▸ **Directions for this task**:
Print out every record exactly as it appears.

▸ **Supplied data**:

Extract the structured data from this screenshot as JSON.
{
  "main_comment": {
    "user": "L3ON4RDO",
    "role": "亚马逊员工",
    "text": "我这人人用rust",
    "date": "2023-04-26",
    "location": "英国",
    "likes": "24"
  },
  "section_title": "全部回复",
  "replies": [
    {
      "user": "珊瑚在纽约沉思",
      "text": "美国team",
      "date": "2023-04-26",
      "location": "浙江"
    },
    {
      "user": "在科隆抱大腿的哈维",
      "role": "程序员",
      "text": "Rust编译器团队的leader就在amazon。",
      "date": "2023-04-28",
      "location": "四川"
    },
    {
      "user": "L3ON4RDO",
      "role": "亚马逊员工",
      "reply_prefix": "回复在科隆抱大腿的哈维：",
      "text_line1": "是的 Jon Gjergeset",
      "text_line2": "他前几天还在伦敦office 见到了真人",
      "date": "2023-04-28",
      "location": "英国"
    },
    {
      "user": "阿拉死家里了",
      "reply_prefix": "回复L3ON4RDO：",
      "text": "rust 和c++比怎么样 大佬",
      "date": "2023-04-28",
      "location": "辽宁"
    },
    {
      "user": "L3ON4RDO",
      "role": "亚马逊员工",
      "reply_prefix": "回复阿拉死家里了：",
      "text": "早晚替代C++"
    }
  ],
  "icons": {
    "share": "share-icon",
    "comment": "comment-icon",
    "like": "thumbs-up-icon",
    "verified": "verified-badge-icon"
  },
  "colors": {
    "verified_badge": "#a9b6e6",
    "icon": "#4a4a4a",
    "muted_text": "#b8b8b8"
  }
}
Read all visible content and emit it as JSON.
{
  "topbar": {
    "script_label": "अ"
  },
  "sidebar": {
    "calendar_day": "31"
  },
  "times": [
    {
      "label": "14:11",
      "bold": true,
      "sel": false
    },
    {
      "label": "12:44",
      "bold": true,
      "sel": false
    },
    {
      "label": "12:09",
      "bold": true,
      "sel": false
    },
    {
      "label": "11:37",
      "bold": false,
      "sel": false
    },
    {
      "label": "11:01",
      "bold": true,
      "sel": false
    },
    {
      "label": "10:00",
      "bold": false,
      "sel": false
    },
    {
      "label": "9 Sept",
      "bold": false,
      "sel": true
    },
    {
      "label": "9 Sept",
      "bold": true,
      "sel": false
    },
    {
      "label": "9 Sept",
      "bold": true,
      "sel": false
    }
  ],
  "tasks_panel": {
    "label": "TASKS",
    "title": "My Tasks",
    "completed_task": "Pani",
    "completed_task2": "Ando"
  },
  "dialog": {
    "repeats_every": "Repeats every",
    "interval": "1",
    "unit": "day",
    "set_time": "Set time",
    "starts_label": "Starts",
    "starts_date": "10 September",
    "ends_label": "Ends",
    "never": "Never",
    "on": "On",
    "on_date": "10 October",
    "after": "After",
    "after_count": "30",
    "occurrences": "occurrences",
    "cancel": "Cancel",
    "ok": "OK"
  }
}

▸ **Exercise response**:
Extract the structured data from this screenshot as JSON.
{
  "main_comment": {
    "user": "L3ON4RDO",
    "role": "亚马逊员工",
    "text": "我这人人用rust",
    "date": "2023-04-26",
    "location": "英国",
    "likes": "24"
  },
  "section_title": "全部回复",
  "replies": [
    {
      "user": "珊瑚在纽约沉思",
      "text": "美国team",
      "date": "2023-04-26",
      "location": "浙江"
    },
    {
      "user": "在科隆抱大腿的哈维",
      "role": "程序员",
      "text": "Rust编译器团队的leader就在amazon。",
      "date": "2023-04-28",
      "location": "四川"
    },
    {
      "user": "L3ON4RDO",
      "role": "亚马逊员工",
      "reply_prefix": "回复在科隆抱大腿的哈维：",
      "text_line1": "是的 Jon Gjergeset",
      "text_line2": "他前几天还在伦敦office 见到了真人",
      "date": "2023-04-28",
      "location": "英国"
    },
    {
      "user": "阿拉死家里了",
      "reply_prefix": "回复L3ON4RDO：",
      "text": "rust 和c++比怎么样 大佬",
      "date": "2023-04-28",
      "location": "辽宁"
    },
    {
      "user": "L3ON4RDO",
      "role": "亚马逊员工",
      "reply_prefix": "回复阿拉死家里了：",
      "text": "早晚替代C++"
    }
  ],
  "icons": {
    "share": "share-icon",
    "comment": "comment-icon",
    "like": "thumbs-up-icon",
    "verified": "verified-badge-icon"
  },
  "colors": {
    "verified_badge": "#a9b6e6",
    "icon": "#4a4a4a",
    "muted_text": "#b8b8b8"
  }
}
Read all visible content and emit it as JSON.
{
  "topbar": {
    "script_label": "अ"
  },
  "sidebar": {
    "calendar_day": "31"
  },
  "times": [
    {
      "label": "14:11",
      "bold": true,
      "sel": false
    },
    {
      "label": "12:44",
      "bold": true,
      "sel": false
    },
    {
      "label": "12:09",
      "bold": true,
      "sel": false
    },
    {
      "label": "11:37",
      "bold": false,
      "sel": false
    },
    {
      "label": "11:01",
      "bold": true,
      "sel": false
    },
    {
      "label": "10:00",
      "bold": false,
      "sel": false
    },
    {
      "label": "9 Sept",
      "bold": false,
      "sel": true
    },
    {
      "label": "9 Sept",
      "bold": true,
      "sel": false
    },
    {
      "label": "9 Sept",
      "bold": true,
      "sel": false
    }
  ],
  "tasks_panel": {
    "label": "TASKS",
    "title": "My Tasks",
    "completed_task": "Pani",
    "completed_task2": "Ando"
  },
  "dialog": {
    "repeats_every": "Repeats every",
    "interval": "1",
    "unit": "day",
    "set_time": "Set time",
    "starts_label": "Starts",
    "starts_date": "10 September",
    "ends_label": "Ends",
    "never": "Never",
    "on": "On",
    "on_date": "10 October",
    "after": "After",
    "after_count": "30",
    "occurrences": "occurrences",
    "cancel": "Cancel",
    "ok": "OK"
  }
}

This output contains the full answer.